** start of DATA TO PROCESS **

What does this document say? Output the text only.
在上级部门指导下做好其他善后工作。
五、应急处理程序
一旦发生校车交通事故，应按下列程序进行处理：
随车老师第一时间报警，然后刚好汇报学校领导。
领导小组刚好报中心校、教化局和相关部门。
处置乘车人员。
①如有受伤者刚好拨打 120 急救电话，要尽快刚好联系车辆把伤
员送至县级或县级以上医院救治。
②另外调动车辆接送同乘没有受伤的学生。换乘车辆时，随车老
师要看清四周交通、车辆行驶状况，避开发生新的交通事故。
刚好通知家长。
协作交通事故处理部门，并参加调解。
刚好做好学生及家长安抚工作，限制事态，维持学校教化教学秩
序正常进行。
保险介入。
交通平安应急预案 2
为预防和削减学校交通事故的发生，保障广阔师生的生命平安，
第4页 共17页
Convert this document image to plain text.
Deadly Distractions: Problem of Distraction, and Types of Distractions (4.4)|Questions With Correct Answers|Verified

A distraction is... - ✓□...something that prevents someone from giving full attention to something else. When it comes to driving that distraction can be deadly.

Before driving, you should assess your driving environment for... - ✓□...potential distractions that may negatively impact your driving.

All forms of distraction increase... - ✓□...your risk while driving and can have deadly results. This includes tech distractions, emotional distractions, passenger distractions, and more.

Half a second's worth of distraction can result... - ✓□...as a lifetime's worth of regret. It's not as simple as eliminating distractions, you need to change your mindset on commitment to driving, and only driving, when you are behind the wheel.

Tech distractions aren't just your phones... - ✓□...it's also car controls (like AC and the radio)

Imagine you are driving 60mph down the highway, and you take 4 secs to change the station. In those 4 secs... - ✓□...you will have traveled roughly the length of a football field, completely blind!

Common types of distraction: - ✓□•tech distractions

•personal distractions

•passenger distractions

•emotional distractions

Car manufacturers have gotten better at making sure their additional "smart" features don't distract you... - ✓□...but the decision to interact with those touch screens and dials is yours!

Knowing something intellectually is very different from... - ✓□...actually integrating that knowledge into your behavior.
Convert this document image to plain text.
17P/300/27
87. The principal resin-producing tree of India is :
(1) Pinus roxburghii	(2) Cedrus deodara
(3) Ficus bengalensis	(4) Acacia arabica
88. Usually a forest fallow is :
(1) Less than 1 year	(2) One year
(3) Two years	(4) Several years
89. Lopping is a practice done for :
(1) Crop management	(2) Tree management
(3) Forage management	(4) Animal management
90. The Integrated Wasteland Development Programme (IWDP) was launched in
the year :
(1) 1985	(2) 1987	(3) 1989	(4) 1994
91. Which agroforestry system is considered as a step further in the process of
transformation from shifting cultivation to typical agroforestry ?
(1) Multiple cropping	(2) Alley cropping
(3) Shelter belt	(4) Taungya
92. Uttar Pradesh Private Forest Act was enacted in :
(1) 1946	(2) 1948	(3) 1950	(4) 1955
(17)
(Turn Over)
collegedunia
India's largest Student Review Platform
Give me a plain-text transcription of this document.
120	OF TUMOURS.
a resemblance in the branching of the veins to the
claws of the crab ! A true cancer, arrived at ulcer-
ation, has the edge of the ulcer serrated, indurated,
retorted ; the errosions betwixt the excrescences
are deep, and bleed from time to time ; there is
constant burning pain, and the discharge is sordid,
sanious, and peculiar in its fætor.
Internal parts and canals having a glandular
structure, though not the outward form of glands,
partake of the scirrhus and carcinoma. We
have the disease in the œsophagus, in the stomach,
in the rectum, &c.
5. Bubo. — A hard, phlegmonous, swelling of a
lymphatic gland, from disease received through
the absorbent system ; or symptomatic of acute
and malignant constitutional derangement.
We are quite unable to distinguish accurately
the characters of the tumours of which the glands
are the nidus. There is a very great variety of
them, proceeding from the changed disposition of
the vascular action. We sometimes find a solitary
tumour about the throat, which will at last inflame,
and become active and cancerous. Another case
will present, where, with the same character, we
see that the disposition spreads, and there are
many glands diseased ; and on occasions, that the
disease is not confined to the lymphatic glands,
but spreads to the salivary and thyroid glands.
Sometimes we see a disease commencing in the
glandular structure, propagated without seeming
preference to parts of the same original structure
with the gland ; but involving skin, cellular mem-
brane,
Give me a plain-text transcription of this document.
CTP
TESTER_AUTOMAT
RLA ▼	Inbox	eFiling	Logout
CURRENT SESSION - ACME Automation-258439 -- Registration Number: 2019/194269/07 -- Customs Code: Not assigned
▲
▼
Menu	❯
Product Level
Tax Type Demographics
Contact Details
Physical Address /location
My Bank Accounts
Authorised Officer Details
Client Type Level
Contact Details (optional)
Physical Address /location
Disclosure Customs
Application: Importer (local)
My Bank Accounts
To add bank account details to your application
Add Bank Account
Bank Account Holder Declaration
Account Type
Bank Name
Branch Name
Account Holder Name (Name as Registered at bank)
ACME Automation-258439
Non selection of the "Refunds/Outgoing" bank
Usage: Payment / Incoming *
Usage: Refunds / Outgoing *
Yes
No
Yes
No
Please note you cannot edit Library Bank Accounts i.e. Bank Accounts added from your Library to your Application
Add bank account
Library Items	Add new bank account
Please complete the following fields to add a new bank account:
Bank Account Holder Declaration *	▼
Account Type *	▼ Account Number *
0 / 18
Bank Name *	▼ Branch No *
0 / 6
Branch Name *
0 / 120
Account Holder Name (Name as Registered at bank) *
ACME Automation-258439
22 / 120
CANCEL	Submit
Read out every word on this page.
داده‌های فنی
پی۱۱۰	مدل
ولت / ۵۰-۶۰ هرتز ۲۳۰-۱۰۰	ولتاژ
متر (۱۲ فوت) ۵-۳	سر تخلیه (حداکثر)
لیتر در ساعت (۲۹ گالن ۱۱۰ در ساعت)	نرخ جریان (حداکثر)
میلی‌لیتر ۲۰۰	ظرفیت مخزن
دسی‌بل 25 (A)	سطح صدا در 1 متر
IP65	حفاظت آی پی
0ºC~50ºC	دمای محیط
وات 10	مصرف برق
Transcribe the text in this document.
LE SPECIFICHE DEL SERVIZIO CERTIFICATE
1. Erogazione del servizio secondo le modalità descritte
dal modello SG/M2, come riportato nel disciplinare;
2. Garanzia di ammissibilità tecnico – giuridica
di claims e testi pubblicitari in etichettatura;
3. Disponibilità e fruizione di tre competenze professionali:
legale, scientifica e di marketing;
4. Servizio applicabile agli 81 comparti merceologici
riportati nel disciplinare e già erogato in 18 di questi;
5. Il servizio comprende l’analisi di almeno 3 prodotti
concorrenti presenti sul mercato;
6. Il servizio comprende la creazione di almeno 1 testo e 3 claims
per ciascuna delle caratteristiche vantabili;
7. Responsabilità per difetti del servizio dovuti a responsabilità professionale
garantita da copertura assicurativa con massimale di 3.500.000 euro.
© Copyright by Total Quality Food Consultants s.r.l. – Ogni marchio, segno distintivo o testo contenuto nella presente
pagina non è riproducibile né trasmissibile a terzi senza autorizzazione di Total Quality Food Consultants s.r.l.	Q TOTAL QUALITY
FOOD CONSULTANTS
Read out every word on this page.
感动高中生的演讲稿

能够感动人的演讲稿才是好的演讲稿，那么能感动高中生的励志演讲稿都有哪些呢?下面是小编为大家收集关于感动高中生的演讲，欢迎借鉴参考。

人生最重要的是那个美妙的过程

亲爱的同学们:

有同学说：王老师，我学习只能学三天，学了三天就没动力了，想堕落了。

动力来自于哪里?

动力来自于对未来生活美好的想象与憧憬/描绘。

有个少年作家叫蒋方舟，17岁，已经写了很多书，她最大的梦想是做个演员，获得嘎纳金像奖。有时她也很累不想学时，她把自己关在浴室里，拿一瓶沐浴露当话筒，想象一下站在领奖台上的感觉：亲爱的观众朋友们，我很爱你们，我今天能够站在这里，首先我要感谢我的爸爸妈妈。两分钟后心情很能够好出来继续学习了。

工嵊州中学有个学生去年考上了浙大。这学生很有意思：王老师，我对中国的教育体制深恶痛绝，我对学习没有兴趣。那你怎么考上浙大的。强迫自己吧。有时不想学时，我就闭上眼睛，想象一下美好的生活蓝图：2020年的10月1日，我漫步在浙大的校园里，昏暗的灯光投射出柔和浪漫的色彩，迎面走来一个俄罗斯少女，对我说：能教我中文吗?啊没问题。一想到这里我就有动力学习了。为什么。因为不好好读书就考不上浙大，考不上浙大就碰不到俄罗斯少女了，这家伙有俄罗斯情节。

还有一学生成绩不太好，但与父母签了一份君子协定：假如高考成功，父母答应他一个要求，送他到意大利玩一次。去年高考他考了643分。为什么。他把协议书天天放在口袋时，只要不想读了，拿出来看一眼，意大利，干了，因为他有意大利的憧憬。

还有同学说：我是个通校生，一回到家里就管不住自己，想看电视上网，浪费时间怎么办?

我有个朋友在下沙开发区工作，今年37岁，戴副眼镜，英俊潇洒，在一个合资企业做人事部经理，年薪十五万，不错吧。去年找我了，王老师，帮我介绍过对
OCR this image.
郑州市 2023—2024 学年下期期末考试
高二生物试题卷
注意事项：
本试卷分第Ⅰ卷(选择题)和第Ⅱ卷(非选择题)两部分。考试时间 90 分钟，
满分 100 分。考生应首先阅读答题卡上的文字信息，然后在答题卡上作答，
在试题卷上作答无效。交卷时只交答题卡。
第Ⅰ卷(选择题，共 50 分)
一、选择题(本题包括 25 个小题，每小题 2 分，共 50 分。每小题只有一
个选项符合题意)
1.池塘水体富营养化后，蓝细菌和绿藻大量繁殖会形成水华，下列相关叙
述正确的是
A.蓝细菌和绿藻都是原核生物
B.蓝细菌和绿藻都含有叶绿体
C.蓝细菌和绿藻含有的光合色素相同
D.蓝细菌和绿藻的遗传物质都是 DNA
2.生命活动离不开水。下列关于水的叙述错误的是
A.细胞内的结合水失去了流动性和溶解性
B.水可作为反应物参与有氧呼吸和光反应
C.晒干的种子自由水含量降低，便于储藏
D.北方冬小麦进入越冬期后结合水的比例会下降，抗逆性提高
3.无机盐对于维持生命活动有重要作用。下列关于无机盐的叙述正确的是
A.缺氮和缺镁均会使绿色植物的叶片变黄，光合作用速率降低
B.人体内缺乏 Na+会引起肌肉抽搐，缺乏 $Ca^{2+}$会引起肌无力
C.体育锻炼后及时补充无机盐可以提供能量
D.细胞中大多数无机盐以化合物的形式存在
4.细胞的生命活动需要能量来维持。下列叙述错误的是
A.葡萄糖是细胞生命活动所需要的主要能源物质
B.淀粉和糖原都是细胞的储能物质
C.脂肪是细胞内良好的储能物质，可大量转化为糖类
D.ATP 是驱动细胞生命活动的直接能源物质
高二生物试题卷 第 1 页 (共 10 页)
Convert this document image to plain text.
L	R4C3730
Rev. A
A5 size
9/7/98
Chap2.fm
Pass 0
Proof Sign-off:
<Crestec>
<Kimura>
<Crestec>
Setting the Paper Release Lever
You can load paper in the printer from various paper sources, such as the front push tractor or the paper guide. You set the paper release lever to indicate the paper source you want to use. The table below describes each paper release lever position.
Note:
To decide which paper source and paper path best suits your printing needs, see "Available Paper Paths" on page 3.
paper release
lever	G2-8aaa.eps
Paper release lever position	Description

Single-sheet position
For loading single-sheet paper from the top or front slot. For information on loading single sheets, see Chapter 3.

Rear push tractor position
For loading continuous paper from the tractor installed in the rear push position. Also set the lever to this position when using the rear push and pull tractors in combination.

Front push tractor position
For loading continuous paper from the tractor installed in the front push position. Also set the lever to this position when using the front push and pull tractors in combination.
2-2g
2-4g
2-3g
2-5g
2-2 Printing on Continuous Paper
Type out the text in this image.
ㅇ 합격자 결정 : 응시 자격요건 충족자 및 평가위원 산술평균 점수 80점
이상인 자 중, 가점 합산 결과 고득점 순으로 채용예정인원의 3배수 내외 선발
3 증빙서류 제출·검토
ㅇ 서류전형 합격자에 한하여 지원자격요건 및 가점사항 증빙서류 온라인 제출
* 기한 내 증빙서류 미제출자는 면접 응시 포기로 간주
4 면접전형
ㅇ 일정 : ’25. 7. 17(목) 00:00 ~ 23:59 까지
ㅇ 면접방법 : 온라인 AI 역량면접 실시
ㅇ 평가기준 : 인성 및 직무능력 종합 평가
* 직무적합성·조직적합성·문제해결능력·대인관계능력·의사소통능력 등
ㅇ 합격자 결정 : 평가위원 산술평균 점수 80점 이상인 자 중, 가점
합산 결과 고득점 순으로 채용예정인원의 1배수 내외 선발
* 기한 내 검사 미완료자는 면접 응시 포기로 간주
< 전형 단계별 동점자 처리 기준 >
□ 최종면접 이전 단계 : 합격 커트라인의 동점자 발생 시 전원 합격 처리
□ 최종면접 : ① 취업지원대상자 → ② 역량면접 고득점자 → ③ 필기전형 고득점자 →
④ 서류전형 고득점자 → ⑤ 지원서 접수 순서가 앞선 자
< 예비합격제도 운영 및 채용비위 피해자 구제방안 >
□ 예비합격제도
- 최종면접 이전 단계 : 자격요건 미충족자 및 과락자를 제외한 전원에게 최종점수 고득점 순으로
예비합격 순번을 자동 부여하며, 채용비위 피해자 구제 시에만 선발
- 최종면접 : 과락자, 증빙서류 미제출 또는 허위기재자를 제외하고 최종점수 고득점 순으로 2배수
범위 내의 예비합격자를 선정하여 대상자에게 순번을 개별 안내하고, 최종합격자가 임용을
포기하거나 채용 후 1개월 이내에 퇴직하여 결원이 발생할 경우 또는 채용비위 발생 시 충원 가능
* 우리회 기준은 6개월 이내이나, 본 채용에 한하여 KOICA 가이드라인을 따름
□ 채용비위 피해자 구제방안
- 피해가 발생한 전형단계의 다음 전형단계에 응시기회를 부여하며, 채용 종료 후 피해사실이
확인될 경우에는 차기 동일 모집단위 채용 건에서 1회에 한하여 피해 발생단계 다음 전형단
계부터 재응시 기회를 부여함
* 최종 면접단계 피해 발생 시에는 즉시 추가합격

** end of DATA TO PROCESS **

Find the lines that include the string "glandular", then copy each of them.

Internal parts and canals having a glandular
glandular structure, propagated without seeming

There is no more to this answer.